[READING TEXT]
**********
The firm continues to see a 60% chance of a ceasefire and a 35% likelihood of escalating fighting confined to Ukraine.
“The media is missing the big picture: the war is already contained. The falling oil price confirms that,” Matt Gertken, chief geopolitical strategist at BCA, said in a Tuesday note.
Gertken, who believes that Moscow lacks the resources to widen the war, says Russia has an interest in “quitting while it is ahead,” as declining energy revenues deprive it of the means to escalate. Weakness in China’s economy is also weighing on oil demand, adding further strain on the Kremlin.
Gertken notes that both U.S. and European leaders are reluctant to deepen their commitments. Washington has already cut military and financial support, and while Europe has partially stepped in, “the EU countries are neither willing nor able to replace U.S. capabilities entirely.”
Instead, the West is pushing for a ceasefire that would freeze the conflict on current lines, backed by conditional security guarantees if Russia violates the deal.
The strategist cautioned that a true peace treaty is unrealistic, since it would require Russia to return conquered land or the West to extend Ukraine a mutual defense pact.
At the same time, opinion polls in both Russia and Ukraine now show that more than 60% of citizens favor peace negotiations, strengthening the case for diplomacy.
**********
[STORED RECORDS]
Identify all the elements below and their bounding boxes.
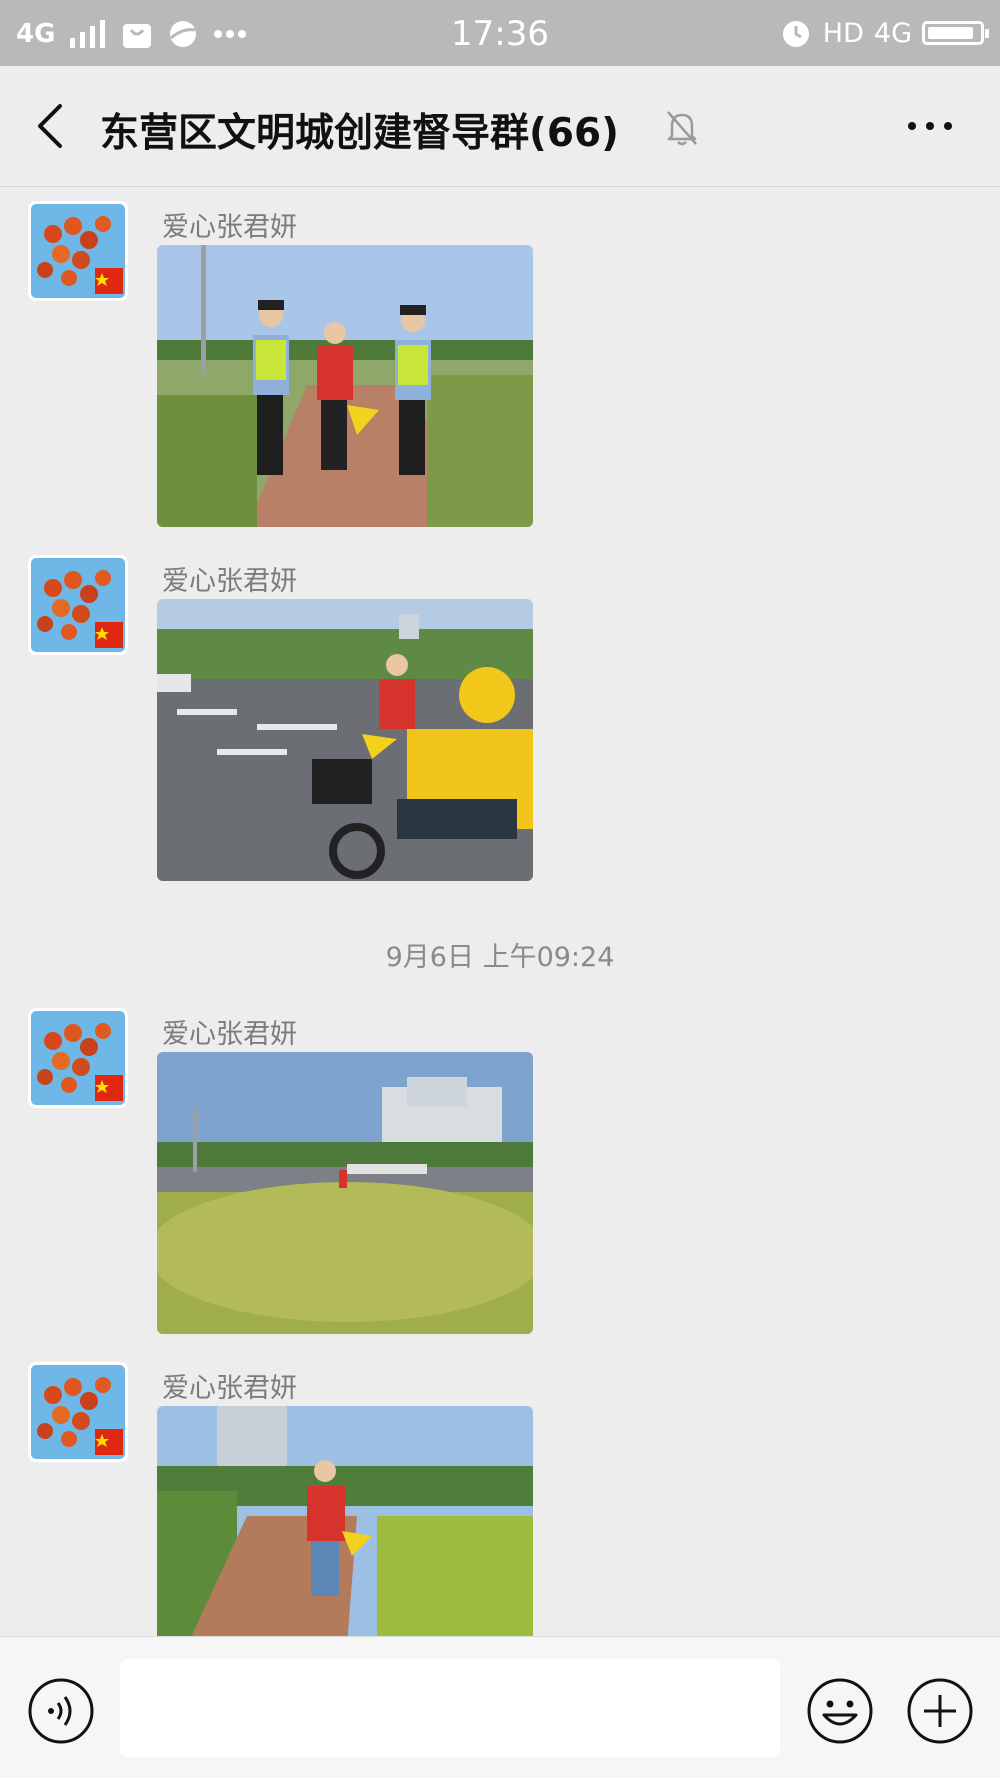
**********
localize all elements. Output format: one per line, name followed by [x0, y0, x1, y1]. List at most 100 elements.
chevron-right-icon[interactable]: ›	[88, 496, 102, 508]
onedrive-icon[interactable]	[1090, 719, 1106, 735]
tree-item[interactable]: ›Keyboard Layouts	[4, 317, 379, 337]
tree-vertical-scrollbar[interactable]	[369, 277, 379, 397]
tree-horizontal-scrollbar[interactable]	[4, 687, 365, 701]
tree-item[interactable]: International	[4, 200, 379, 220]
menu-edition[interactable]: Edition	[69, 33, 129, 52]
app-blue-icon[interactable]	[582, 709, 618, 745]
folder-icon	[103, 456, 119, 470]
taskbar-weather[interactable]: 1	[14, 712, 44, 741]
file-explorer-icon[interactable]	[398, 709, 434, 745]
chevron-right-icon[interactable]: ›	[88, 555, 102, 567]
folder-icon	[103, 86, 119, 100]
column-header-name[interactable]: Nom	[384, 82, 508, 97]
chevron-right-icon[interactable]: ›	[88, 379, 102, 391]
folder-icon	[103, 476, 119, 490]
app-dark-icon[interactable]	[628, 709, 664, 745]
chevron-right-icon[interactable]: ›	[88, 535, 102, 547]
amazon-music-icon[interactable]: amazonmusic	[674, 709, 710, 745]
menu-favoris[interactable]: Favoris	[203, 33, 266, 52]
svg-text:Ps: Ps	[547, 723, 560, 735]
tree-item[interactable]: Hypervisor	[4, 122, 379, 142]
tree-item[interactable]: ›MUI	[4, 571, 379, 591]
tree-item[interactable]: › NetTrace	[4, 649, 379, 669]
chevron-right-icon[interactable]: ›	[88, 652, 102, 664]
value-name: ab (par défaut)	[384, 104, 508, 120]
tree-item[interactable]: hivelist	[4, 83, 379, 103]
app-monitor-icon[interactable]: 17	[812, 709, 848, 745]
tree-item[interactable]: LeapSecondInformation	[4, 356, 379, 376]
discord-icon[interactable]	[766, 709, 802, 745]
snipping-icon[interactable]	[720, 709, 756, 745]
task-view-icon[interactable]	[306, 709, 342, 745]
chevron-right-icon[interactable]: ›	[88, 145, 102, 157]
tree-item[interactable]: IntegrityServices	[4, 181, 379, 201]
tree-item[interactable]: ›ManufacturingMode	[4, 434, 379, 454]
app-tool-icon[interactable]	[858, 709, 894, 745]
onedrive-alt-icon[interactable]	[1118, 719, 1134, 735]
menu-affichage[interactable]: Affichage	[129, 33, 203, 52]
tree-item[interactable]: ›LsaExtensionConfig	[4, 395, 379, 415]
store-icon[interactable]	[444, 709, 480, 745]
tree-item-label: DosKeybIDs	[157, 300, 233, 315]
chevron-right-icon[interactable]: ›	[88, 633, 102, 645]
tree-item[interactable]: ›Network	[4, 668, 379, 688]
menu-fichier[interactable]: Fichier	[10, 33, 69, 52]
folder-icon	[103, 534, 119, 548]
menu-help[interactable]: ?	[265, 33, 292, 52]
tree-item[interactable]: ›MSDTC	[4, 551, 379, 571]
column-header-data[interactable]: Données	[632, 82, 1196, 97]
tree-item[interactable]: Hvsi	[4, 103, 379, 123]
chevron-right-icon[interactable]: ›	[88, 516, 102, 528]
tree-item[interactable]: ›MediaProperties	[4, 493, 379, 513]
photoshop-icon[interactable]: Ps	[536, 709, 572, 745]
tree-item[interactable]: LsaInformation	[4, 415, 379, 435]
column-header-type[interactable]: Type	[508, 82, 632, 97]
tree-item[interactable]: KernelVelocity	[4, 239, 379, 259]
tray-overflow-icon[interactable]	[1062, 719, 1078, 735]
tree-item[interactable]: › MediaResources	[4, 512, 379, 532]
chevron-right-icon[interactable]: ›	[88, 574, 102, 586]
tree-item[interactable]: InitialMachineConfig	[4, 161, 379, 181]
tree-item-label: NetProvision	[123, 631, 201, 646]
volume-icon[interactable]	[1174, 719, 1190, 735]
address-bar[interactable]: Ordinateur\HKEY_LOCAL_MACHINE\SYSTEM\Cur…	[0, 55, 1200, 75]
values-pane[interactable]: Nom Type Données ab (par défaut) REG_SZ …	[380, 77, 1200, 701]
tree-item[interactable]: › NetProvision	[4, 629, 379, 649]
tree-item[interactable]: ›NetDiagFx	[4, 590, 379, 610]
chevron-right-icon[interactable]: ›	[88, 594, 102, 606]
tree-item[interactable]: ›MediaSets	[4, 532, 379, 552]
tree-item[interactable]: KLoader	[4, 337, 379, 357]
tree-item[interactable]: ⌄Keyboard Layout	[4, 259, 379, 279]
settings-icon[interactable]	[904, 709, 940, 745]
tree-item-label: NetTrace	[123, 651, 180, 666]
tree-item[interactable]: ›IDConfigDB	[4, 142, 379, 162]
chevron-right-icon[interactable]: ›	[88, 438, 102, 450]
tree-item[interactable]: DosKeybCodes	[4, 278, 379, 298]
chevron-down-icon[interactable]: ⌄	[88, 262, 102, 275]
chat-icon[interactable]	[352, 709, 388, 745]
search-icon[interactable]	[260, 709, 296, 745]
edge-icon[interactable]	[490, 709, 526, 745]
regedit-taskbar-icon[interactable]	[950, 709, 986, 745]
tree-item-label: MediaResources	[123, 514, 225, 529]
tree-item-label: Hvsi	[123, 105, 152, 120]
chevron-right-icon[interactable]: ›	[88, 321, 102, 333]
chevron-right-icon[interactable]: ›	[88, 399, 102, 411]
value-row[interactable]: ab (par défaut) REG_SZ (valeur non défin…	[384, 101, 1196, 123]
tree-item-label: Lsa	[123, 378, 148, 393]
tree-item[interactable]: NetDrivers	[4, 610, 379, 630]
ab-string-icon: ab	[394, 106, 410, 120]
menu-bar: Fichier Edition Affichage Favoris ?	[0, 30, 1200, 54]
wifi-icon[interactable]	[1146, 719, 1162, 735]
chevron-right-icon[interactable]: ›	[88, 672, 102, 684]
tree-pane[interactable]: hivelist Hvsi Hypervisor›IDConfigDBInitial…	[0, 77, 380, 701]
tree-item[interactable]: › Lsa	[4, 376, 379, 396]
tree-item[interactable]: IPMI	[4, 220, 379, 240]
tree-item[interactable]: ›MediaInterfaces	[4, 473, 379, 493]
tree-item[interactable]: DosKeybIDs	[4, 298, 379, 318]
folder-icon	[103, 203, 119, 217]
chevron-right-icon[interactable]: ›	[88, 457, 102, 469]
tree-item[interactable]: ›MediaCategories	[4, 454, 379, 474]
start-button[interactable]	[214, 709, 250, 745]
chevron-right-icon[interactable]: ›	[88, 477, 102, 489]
**********
[THE EXERCISE] Continue the text on the ceasefire outlook for Ukraine from where it stops.

[OUTPUT OF THE TASK]
Gertken argues that pressure on Russia is compounded by President Trump’s cooperation with Gulf states to expand oil production, which is lowering prices and further straining the Kremlin’s war economy.
Still, the small tail risk remains, Gertken said. He sees “a 5% chance that talks break down, the war escalates, and Russia resorts to irrational aggression that triggers a conventional war with NATO.”
“It could happen but it is not likely – Moscow’s conventional forces are vulnerable to NATO in Ukraine and elsewhere,” he added.
For investors, BCA recommends near-term caution but sees diplomatic progress as ultimately positive for Europe, particularly emerging European markets.
The firm also noted that the Hungarian forint and Polish zloty are strengthening against the Swiss franc, signaling potential tailwinds for Eastern Europe once diplomacy advances.
The firm expects gold to benefit from dips and forecasts relative underperformance of European equities compared to U.S. markets until a ceasefire comes into view.